(Challenge) Pick out every line that holds the string "source" and copy it.
:: Dataset extract ::
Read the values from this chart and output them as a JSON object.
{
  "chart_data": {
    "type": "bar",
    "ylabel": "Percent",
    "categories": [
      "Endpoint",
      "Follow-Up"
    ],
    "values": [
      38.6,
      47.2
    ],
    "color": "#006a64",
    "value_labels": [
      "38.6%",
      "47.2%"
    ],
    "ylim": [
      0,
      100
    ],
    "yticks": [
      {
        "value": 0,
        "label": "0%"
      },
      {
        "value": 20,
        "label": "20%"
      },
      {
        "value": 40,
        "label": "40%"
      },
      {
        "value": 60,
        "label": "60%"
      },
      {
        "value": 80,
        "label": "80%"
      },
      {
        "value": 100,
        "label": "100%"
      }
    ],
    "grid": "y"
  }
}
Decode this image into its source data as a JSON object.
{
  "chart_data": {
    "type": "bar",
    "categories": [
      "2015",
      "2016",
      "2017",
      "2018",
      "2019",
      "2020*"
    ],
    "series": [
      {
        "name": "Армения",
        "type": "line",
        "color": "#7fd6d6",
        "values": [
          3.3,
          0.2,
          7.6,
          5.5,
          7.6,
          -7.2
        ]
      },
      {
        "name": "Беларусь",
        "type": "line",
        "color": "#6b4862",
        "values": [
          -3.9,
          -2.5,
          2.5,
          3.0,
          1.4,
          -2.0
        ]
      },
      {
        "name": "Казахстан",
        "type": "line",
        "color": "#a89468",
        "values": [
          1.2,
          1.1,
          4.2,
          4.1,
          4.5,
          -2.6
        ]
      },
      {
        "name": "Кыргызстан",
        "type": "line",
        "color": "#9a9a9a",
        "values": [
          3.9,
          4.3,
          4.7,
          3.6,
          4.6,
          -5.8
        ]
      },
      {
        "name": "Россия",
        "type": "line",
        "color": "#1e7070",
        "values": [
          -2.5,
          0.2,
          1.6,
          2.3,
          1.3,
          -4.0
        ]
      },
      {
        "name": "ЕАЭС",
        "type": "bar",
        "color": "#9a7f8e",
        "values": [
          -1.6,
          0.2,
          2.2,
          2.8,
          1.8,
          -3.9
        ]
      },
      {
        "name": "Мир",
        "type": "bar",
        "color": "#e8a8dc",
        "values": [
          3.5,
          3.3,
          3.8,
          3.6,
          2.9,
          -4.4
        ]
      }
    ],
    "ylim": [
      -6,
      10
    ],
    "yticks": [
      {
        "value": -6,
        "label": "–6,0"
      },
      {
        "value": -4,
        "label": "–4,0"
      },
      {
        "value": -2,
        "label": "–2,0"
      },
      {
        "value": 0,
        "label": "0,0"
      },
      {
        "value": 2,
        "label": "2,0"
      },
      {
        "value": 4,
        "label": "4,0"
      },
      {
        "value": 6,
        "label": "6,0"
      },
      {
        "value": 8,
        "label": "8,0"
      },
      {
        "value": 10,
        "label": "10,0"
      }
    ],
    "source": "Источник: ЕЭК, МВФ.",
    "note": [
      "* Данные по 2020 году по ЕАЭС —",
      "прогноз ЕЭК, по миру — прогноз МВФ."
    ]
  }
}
:::
(Output below)
Decode this image into its source data as a JSON object.
    "source": "Источник: ЕЭК, МВФ.",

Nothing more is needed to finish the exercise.